Reproduce verbatim the part of the entries below that opens with the line containing "candle-body [431,453,440,460]" and closes with the line containing "indicator-label: BB (30, close, 2)", including both of those lines.

* Start *

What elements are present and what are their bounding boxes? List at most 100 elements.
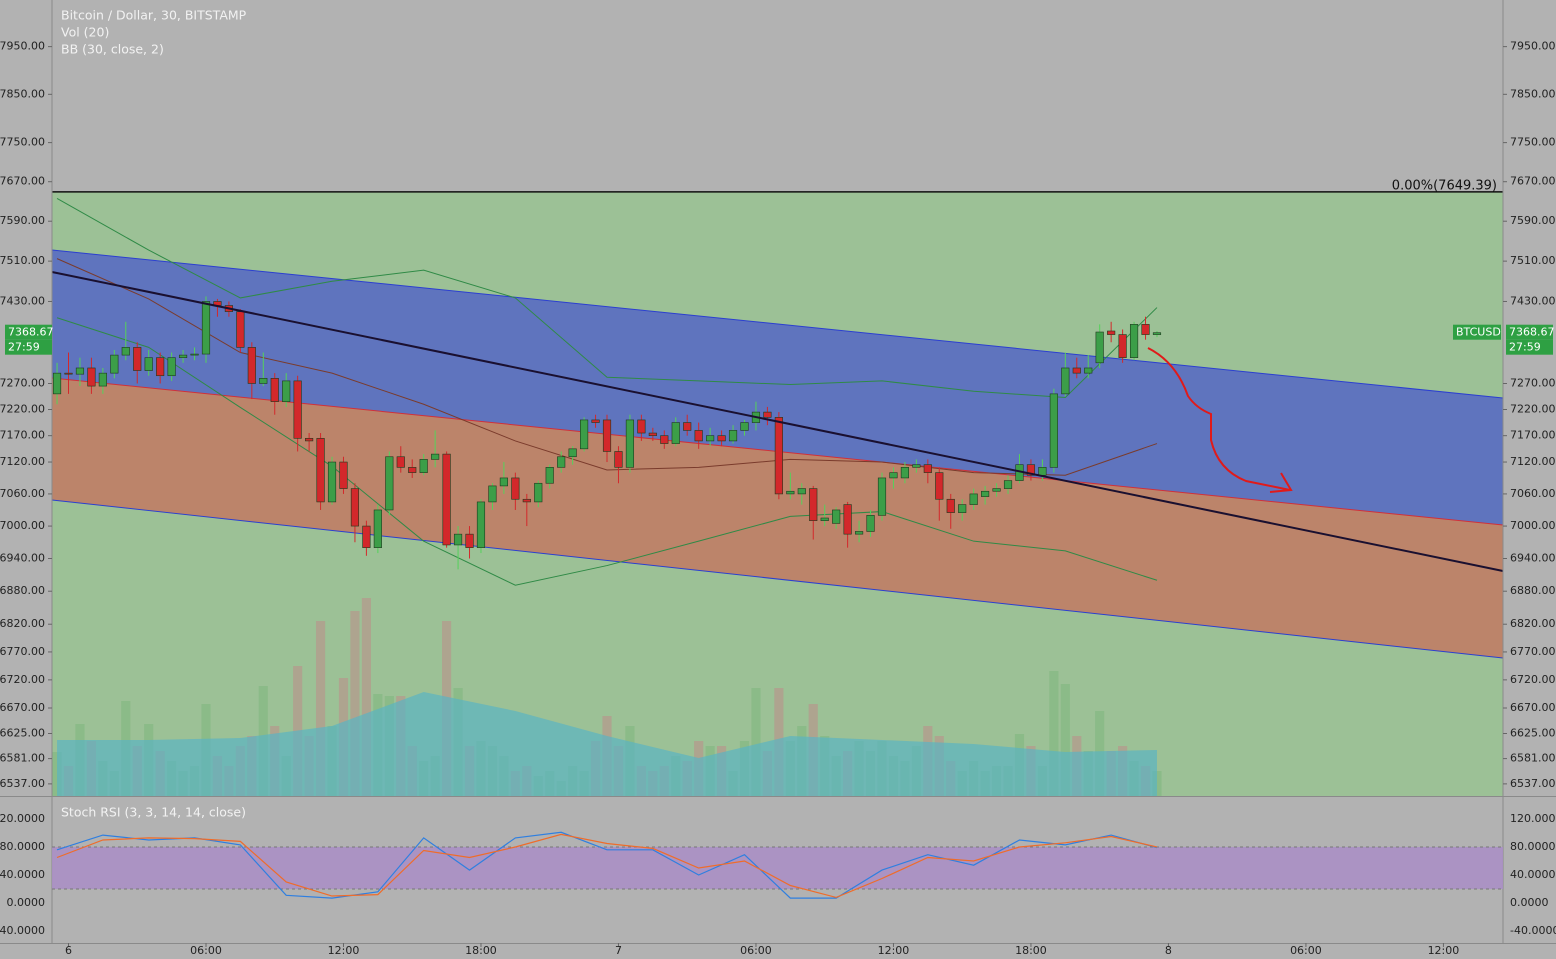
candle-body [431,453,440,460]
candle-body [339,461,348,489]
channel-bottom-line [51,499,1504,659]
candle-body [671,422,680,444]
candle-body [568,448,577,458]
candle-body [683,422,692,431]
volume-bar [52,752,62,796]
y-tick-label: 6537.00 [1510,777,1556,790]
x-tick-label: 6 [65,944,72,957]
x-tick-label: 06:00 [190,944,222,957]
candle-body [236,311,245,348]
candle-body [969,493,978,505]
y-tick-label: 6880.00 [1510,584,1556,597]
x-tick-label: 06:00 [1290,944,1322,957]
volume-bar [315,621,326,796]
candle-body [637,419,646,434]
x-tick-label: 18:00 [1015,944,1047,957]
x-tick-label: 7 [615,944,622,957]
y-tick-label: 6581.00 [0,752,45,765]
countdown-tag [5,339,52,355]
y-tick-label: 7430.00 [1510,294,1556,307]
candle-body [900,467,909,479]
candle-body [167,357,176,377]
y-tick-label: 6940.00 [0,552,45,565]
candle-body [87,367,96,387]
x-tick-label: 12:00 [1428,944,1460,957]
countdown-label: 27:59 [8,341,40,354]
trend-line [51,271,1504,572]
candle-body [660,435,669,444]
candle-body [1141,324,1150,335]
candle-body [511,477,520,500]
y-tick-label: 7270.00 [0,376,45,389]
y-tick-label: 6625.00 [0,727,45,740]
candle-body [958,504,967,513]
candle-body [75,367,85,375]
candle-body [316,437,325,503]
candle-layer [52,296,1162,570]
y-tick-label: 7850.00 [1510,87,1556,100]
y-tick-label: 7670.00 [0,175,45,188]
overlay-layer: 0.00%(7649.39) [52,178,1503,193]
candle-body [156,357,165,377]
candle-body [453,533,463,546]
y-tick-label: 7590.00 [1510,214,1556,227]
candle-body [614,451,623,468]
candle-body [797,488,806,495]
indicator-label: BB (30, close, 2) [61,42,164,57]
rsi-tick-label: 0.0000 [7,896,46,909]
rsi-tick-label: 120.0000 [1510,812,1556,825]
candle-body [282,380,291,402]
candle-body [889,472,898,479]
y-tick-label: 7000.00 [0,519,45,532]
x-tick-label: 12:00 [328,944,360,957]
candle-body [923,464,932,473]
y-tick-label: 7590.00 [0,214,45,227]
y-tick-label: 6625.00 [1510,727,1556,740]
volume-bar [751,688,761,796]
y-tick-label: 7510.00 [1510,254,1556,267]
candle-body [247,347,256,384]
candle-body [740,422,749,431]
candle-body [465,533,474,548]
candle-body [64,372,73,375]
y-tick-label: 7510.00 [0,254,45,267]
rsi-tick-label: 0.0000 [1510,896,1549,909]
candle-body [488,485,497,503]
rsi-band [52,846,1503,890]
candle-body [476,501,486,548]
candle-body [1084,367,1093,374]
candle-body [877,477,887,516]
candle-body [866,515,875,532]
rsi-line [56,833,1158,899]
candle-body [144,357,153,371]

* End *

▶ [OUTPUT FOR THIS TASK]:
candle-body [431,453,440,460]
candle-body [339,461,348,489]
channel-bottom-line [51,499,1504,659]
candle-body [671,422,680,444]
candle-body [568,448,577,458]
candle-body [683,422,692,431]
volume-bar [52,752,62,796]
y-tick-label: 6537.00 [1510,777,1556,790]
x-tick-label: 6 [65,944,72,957]
x-tick-label: 06:00 [190,944,222,957]
candle-body [236,311,245,348]
candle-body [969,493,978,505]
y-tick-label: 6880.00 [1510,584,1556,597]
x-tick-label: 06:00 [1290,944,1322,957]
volume-bar [315,621,326,796]
candle-body [637,419,646,434]
x-tick-label: 18:00 [1015,944,1047,957]
x-tick-label: 7 [615,944,622,957]
y-tick-label: 6581.00 [0,752,45,765]
countdown-tag [5,339,52,355]
y-tick-label: 7430.00 [1510,294,1556,307]
candle-body [900,467,909,479]
candle-body [167,357,176,377]
y-tick-label: 6940.00 [0,552,45,565]
candle-body [87,367,96,387]
x-tick-label: 12:00 [1428,944,1460,957]
countdown-label: 27:59 [8,341,40,354]
trend-line [51,271,1504,572]
candle-body [660,435,669,444]
candle-body [1141,324,1150,335]
candle-body [511,477,520,500]
y-tick-label: 7270.00 [0,376,45,389]
y-tick-label: 6625.00 [0,727,45,740]
candle-body [958,504,967,513]
candle-body [75,367,85,375]
candle-body [316,437,325,503]
candle-layer [52,296,1162,570]
y-tick-label: 7850.00 [1510,87,1556,100]
y-tick-label: 7670.00 [0,175,45,188]
overlay-layer: 0.00%(7649.39) [52,178,1503,193]
candle-body [156,357,165,377]
candle-body [453,533,463,546]
y-tick-label: 7590.00 [1510,214,1556,227]
candle-body [614,451,623,468]
candle-body [797,488,806,495]
indicator-label: BB (30, close, 2) [61,42,164,57]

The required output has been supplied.